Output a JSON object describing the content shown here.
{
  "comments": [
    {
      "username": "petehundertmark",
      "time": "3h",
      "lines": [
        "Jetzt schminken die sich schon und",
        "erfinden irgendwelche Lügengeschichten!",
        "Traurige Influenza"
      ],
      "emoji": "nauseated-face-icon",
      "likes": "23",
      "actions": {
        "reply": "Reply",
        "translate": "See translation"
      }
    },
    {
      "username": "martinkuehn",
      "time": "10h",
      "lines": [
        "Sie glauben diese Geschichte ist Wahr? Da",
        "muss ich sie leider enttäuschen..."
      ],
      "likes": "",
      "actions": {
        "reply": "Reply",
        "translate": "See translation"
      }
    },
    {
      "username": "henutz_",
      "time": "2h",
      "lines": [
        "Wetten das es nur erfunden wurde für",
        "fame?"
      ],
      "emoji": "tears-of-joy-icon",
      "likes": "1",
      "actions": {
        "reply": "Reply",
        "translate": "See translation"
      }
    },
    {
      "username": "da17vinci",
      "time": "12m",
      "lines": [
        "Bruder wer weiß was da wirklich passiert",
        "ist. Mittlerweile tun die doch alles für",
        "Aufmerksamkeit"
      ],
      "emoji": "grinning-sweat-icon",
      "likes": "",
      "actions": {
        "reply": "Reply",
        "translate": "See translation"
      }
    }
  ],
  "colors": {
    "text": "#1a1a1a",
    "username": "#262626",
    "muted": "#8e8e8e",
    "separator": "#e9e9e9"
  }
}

* [WHAT THE TASK ASKS]
From the listing above, extract every line exactly as it stands.

* [SOLUTION TO THE PROBLEM]
Output a JSON object describing the content shown here.
{
  "comments": [
    {
      "username": "petehundertmark",
      "time": "3h",
      "lines": [
        "Jetzt schminken die sich schon und",
        "erfinden irgendwelche Lügengeschichten!",
        "Traurige Influenza"
      ],
      "emoji": "nauseated-face-icon",
      "likes": "23",
      "actions": {
        "reply": "Reply",
        "translate": "See translation"
      }
    },
    {
      "username": "martinkuehn",
      "time": "10h",
      "lines": [
        "Sie glauben diese Geschichte ist Wahr? Da",
        "muss ich sie leider enttäuschen..."
      ],
      "likes": "",
      "actions": {
        "reply": "Reply",
        "translate": "See translation"
      }
    },
    {
      "username": "henutz_",
      "time": "2h",
      "lines": [
        "Wetten das es nur erfunden wurde für",
        "fame?"
      ],
      "emoji": "tears-of-joy-icon",
      "likes": "1",
      "actions": {
        "reply": "Reply",
        "translate": "See translation"
      }
    },
    {
      "username": "da17vinci",
      "time": "12m",
      "lines": [
        "Bruder wer weiß was da wirklich passiert",
        "ist. Mittlerweile tun die doch alles für",
        "Aufmerksamkeit"
      ],
      "emoji": "grinning-sweat-icon",
      "likes": "",
      "actions": {
        "reply": "Reply",
        "translate": "See translation"
      }
    }
  ],
  "colors": {
    "text": "#1a1a1a",
    "username": "#262626",
    "muted": "#8e8e8e",
    "separator": "#e9e9e9"
  }
}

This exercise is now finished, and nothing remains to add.